EXERCISE DETAILS: Look below and pull out each line with the word "جهالة".

— begin —

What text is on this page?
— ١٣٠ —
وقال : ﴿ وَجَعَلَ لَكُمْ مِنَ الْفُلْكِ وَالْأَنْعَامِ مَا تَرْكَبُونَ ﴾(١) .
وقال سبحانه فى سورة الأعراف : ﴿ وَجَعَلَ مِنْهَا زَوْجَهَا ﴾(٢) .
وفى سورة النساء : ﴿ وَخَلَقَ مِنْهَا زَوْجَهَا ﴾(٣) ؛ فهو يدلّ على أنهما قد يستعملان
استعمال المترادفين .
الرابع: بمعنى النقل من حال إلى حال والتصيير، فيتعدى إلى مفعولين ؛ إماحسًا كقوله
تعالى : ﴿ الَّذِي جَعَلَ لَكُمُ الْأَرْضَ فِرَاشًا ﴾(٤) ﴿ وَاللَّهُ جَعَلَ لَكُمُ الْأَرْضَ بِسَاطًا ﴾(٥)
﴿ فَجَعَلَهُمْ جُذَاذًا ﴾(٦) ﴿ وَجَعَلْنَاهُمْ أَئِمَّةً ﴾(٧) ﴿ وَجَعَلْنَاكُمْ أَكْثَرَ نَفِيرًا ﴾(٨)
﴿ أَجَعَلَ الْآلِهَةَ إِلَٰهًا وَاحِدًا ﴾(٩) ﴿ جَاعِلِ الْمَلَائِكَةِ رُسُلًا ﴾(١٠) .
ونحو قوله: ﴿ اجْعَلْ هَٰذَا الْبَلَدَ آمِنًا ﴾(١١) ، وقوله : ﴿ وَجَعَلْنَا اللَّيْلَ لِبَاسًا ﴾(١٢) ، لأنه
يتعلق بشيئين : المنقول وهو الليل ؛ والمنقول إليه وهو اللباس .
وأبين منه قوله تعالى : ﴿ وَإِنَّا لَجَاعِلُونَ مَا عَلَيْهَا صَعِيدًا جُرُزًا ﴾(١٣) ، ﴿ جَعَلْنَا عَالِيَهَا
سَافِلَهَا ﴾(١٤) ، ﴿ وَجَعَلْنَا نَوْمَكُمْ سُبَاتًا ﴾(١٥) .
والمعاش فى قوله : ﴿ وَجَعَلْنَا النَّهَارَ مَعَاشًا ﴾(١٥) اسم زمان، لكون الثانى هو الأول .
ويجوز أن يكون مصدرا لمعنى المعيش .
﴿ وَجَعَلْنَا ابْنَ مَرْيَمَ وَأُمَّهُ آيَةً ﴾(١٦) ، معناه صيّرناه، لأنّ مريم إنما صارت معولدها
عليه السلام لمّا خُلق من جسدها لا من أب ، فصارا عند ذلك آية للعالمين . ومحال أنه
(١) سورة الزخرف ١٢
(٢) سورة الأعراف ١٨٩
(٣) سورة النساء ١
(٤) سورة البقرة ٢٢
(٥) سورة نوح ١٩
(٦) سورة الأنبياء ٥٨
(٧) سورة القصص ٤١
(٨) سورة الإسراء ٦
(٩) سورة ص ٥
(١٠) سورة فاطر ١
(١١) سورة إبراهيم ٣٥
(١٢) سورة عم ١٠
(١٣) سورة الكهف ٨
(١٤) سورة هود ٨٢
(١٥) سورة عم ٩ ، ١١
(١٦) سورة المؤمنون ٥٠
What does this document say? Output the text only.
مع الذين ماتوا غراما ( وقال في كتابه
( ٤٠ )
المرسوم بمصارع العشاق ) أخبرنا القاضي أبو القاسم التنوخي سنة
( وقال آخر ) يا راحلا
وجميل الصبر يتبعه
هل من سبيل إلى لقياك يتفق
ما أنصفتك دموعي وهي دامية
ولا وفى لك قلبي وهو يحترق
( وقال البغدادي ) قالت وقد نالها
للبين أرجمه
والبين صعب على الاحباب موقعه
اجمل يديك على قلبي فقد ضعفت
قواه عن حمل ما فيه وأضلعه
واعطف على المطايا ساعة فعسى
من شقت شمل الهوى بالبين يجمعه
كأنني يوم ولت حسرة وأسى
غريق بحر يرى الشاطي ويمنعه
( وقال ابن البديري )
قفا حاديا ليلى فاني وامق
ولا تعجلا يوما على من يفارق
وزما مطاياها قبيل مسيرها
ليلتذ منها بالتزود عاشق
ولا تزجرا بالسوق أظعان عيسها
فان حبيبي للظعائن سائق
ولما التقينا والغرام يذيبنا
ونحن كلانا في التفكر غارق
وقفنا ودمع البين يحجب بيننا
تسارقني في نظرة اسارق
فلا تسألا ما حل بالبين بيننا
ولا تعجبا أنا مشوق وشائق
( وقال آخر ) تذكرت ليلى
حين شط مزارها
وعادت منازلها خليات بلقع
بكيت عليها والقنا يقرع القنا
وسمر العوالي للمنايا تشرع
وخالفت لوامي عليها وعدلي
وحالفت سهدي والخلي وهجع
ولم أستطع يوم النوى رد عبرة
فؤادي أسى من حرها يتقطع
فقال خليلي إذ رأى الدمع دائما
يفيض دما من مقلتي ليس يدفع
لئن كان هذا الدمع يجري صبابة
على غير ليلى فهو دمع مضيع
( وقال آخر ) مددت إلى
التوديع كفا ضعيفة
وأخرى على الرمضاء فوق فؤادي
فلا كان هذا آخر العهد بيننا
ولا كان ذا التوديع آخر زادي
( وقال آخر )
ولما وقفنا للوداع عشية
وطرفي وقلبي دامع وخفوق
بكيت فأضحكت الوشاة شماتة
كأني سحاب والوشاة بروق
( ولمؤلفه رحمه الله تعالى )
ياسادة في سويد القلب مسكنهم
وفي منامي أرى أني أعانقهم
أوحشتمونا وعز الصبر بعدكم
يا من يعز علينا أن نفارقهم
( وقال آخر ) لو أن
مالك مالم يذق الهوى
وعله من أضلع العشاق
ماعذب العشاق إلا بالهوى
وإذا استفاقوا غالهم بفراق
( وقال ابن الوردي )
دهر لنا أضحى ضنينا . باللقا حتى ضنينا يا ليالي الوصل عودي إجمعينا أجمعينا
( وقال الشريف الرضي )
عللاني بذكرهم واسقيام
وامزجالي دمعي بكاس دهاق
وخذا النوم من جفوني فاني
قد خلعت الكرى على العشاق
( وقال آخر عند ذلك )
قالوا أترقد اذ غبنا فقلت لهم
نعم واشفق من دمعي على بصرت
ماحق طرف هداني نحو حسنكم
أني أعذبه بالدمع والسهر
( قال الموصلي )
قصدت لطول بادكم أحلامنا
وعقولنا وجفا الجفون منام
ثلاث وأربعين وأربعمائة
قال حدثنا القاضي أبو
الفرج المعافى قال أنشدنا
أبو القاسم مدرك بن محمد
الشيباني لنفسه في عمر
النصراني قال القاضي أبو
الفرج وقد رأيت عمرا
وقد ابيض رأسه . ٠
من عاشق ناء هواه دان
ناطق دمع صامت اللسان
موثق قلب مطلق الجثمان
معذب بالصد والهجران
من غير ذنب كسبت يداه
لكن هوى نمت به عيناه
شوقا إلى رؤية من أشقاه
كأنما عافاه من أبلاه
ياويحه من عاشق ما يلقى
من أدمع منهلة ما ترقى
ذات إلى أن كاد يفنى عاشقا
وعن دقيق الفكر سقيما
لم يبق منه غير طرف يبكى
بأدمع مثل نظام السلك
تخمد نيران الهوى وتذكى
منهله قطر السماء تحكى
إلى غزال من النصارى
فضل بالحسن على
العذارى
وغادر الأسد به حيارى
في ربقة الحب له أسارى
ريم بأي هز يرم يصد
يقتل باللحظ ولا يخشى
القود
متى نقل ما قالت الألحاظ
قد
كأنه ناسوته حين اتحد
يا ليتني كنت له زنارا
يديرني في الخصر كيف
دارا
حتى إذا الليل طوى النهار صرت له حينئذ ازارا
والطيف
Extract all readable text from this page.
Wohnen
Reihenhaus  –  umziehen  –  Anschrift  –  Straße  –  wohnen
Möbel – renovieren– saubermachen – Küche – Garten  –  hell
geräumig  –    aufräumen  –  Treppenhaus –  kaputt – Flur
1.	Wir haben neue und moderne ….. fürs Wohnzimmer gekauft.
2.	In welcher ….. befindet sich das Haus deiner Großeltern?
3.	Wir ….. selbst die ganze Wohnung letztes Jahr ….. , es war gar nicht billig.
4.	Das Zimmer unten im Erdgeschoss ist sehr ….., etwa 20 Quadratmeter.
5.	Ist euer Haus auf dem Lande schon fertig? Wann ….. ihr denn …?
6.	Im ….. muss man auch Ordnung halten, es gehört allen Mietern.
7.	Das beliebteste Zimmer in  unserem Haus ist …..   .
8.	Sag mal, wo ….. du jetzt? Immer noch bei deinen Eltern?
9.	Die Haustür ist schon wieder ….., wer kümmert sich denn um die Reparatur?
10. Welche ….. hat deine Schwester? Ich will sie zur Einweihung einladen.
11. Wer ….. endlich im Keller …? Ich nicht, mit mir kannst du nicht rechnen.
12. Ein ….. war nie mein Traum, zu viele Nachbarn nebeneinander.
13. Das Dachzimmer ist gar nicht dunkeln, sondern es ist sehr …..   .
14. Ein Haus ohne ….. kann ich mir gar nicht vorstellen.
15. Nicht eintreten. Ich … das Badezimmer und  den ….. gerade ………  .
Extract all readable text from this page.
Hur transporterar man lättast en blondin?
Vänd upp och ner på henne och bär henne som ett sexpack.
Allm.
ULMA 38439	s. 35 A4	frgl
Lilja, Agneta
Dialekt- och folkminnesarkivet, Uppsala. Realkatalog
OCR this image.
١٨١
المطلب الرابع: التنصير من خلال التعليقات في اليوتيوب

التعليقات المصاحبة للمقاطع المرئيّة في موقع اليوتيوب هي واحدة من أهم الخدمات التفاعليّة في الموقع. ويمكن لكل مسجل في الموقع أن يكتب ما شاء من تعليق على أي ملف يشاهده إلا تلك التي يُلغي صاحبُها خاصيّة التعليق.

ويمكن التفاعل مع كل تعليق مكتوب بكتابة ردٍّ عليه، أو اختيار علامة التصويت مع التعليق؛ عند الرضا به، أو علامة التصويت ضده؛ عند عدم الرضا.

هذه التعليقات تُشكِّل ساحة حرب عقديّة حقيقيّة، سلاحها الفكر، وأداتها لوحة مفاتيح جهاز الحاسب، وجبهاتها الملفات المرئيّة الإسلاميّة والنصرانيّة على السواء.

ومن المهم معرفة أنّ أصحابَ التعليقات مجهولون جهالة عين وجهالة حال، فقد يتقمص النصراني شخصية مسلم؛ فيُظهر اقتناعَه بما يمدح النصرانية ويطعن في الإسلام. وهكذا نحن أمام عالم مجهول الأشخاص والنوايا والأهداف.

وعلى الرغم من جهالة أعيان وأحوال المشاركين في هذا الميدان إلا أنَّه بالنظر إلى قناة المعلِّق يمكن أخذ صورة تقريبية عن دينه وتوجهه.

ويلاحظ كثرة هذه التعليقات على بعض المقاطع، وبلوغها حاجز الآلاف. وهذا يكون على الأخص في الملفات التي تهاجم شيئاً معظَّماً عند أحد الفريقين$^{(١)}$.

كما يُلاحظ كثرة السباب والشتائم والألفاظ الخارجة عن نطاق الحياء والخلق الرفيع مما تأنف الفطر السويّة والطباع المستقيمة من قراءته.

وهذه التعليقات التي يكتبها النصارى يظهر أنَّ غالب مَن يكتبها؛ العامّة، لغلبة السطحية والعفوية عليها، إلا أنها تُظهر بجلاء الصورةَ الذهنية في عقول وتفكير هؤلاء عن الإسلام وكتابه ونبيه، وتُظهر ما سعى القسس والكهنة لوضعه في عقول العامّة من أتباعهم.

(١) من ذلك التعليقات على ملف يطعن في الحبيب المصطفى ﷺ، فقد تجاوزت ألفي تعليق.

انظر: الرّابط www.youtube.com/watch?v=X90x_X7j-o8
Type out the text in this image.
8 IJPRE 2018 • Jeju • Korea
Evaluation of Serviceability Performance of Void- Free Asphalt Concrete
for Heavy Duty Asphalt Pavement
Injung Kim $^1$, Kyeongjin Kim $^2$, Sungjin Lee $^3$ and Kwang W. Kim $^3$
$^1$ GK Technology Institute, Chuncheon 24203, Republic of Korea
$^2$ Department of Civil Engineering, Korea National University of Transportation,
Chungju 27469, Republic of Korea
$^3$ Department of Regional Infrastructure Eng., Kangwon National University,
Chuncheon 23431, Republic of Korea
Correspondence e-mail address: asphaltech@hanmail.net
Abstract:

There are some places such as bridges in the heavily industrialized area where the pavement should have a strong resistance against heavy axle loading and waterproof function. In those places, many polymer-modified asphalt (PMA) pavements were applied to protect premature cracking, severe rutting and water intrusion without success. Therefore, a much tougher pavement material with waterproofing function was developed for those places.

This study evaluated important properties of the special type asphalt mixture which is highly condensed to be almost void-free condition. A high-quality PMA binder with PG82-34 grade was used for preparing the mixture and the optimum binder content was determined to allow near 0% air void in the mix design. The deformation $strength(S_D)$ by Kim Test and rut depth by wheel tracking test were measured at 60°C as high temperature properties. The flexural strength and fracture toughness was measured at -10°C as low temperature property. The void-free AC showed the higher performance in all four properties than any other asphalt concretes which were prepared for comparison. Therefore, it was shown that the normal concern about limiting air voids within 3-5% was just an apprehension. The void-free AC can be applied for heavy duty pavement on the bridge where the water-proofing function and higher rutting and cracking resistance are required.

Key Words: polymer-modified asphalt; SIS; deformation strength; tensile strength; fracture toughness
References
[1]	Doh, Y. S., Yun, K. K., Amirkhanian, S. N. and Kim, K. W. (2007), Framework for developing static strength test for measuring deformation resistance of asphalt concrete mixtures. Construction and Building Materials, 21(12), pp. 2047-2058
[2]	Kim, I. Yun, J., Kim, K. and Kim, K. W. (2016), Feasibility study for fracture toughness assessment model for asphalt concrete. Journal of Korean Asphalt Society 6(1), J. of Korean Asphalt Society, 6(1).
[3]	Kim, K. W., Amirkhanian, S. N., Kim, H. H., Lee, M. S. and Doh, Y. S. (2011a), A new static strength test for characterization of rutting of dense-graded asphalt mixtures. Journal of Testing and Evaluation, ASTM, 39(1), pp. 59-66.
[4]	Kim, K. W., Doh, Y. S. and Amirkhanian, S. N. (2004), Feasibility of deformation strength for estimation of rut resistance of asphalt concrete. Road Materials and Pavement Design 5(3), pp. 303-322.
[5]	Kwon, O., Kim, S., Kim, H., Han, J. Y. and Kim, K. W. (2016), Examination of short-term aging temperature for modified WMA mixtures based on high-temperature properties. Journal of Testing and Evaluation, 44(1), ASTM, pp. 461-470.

— end —

REPLY:
ومن المهم معرفة أنّ أصحابَ التعليقات مجهولون جهالة عين وجهالة حال، فقد يتقمص النصراني شخصية مسلم؛ فيُظهر اقتناعَه بما يمدح النصرانية ويطعن في الإسلام. وهكذا نحن أمام عالم مجهول الأشخاص والنوايا والأهداف.
وعلى الرغم من جهالة أعيان وأحوال المشاركين في هذا الميدان إلا أنَّه بالنظر إلى قناة المعلِّق يمكن أخذ صورة تقريبية عن دينه وتوجهه.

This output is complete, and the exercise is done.